:: Given entries

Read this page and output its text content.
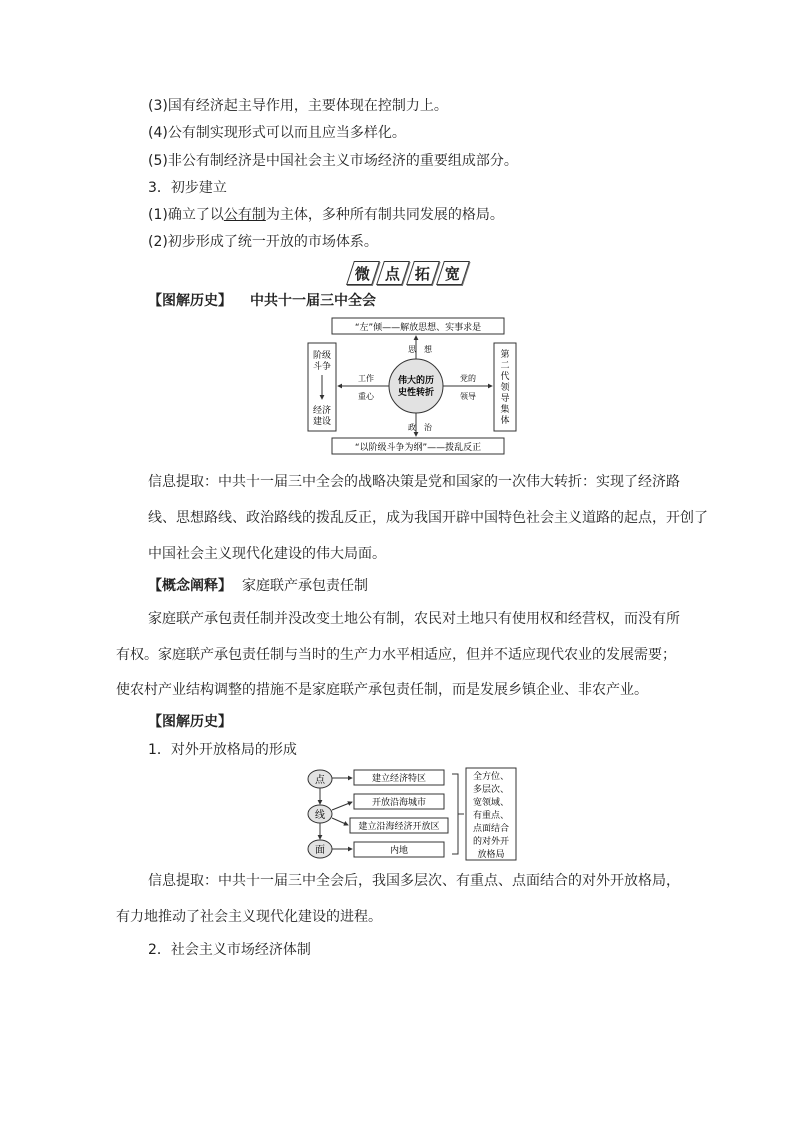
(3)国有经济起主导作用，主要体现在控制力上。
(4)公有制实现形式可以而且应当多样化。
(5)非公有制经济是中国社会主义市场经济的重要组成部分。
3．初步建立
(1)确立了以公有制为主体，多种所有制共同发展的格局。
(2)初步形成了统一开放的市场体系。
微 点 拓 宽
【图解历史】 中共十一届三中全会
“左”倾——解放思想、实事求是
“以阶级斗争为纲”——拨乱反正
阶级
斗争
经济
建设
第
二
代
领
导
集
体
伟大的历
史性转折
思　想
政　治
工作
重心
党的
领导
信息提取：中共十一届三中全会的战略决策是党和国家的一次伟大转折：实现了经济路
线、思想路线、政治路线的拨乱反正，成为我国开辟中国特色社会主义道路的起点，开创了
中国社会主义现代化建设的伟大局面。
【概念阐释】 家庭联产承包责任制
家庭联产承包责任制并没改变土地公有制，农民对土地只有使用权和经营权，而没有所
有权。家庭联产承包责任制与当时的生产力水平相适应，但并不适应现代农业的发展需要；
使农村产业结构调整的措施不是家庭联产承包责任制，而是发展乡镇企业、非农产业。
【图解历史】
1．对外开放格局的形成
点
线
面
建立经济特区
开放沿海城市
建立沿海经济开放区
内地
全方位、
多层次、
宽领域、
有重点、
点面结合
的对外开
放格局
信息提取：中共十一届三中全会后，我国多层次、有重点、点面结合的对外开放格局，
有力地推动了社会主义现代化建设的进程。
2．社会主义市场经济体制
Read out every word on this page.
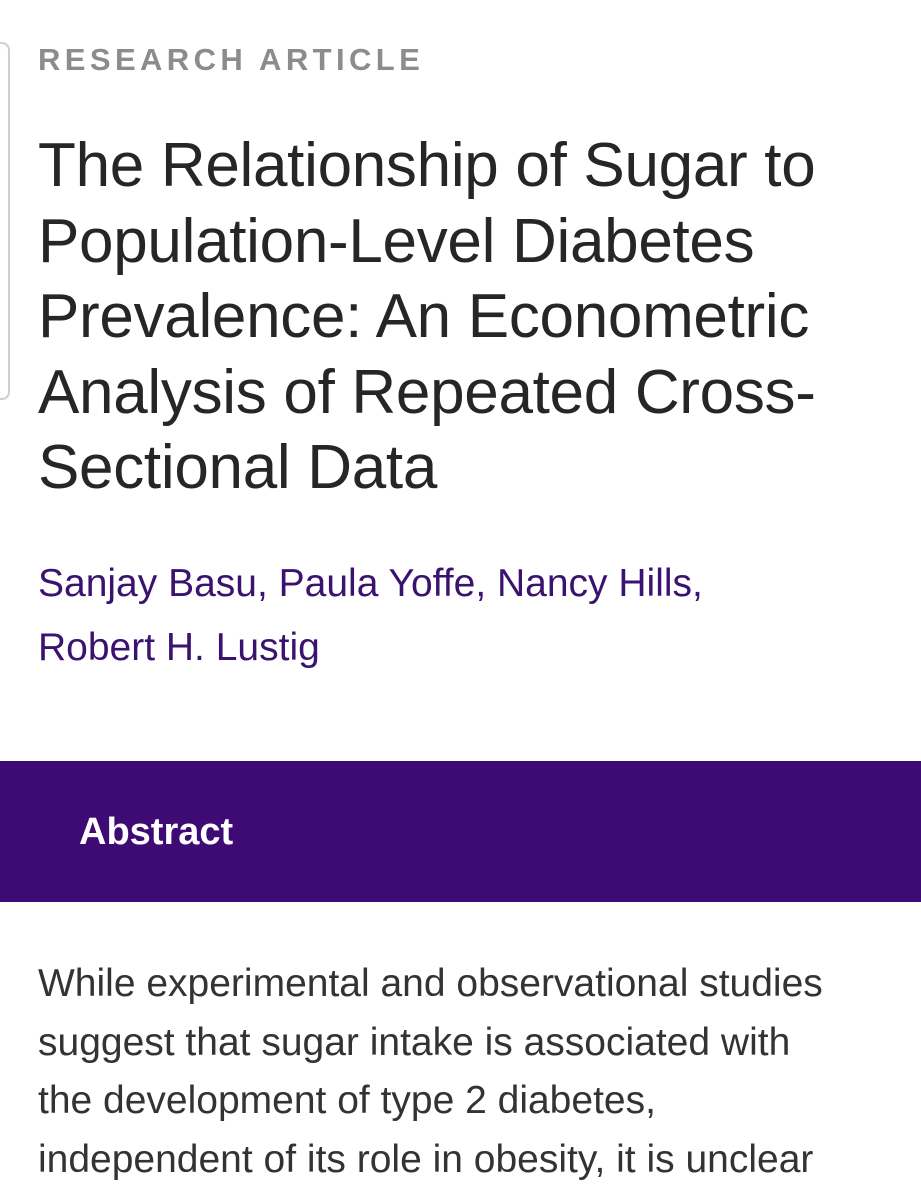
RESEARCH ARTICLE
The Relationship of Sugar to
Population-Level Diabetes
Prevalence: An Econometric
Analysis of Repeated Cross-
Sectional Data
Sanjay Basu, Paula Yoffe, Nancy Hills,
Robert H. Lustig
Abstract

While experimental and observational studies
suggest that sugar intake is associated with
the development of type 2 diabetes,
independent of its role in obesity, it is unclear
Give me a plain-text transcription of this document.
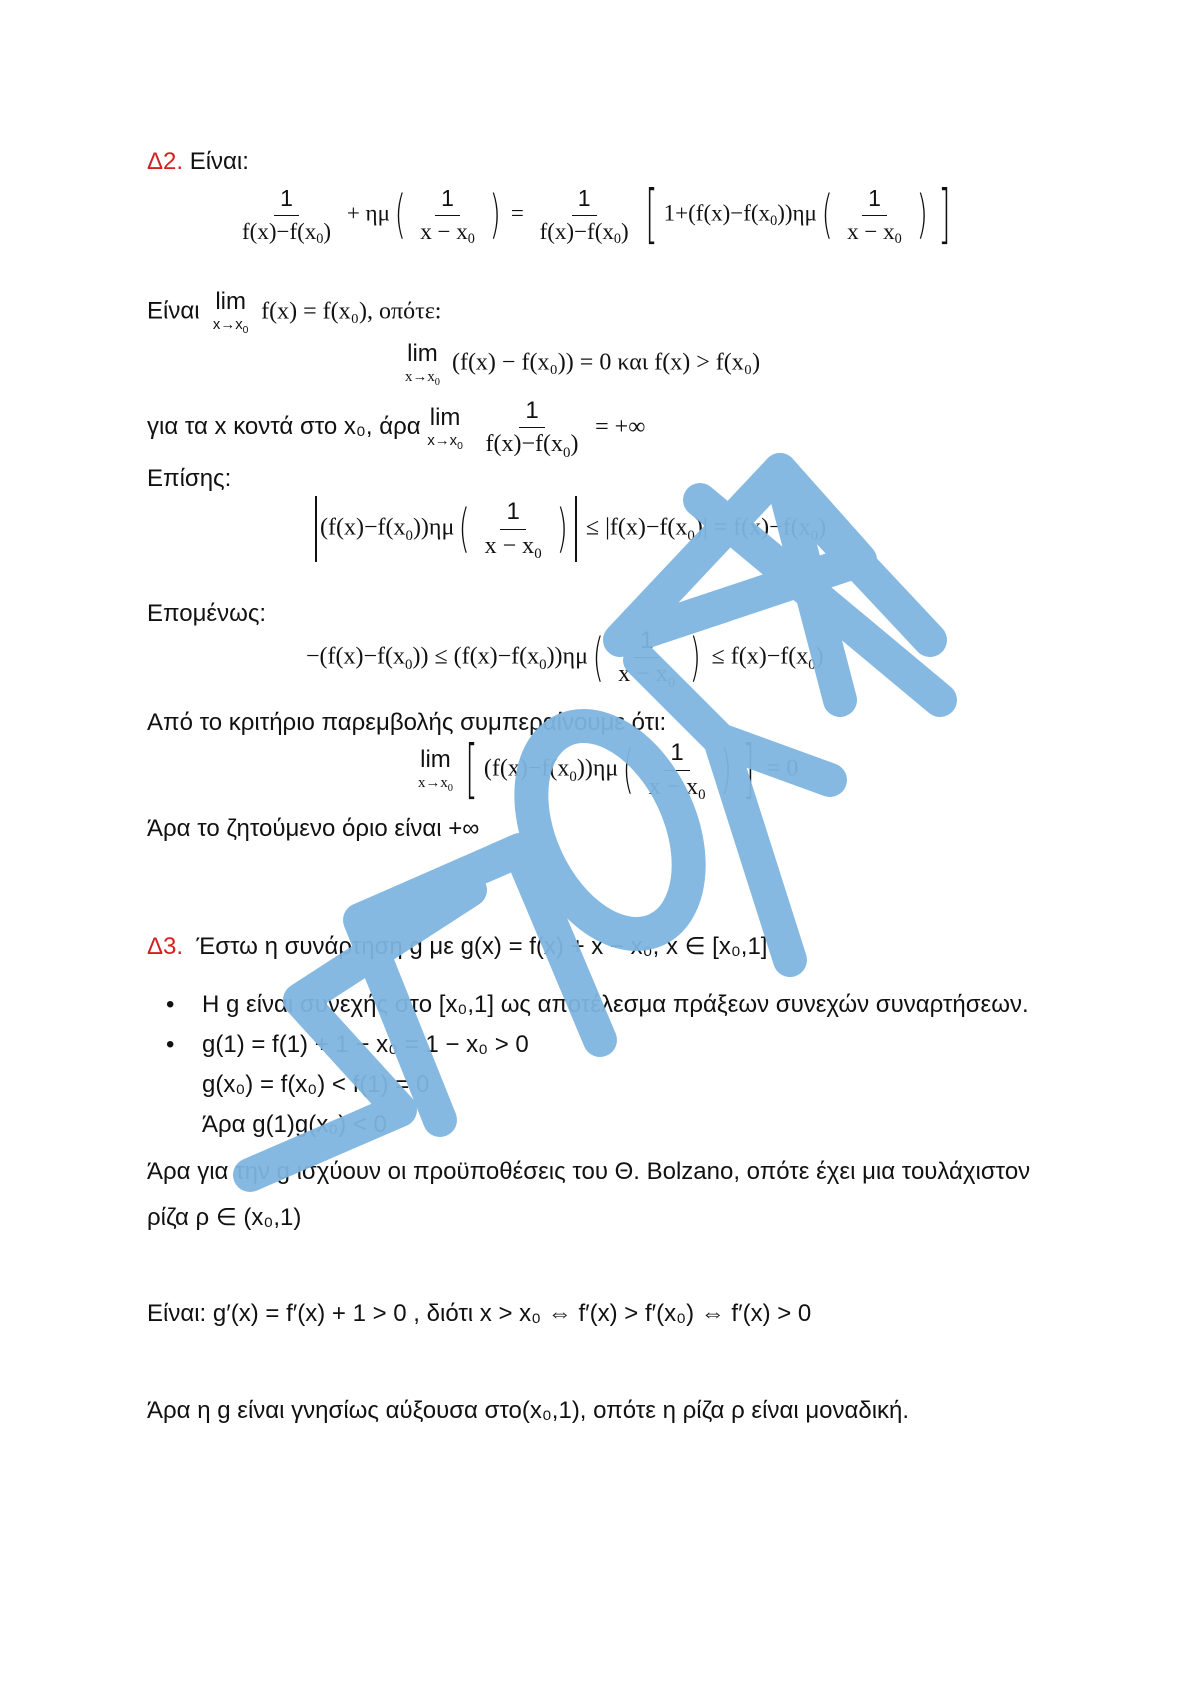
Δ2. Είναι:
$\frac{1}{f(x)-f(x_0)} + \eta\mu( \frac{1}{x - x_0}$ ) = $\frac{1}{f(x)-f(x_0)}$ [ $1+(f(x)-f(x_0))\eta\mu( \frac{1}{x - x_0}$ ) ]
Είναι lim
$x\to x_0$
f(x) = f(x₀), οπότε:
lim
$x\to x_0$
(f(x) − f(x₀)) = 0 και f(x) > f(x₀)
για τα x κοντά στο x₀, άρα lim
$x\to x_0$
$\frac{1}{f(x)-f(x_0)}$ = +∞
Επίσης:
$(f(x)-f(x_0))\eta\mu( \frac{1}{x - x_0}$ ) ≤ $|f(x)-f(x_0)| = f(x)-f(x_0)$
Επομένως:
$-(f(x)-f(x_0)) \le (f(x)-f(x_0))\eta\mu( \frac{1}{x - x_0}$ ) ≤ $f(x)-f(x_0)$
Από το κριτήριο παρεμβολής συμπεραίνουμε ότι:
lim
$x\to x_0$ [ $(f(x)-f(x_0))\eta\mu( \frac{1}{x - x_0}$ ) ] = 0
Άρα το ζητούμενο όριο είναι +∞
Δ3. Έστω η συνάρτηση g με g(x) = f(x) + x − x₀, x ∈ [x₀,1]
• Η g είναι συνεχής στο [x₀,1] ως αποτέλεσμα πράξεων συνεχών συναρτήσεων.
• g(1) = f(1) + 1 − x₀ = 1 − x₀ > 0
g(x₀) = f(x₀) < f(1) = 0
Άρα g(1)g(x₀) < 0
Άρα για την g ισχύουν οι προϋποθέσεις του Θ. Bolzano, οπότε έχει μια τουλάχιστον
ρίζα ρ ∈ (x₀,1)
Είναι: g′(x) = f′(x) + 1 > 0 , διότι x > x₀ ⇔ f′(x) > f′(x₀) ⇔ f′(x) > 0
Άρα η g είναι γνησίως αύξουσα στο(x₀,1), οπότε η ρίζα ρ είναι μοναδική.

::::

Task goal:
Find how many lines in the listing hold "信息提取", and reply with that number only.

The solution:
2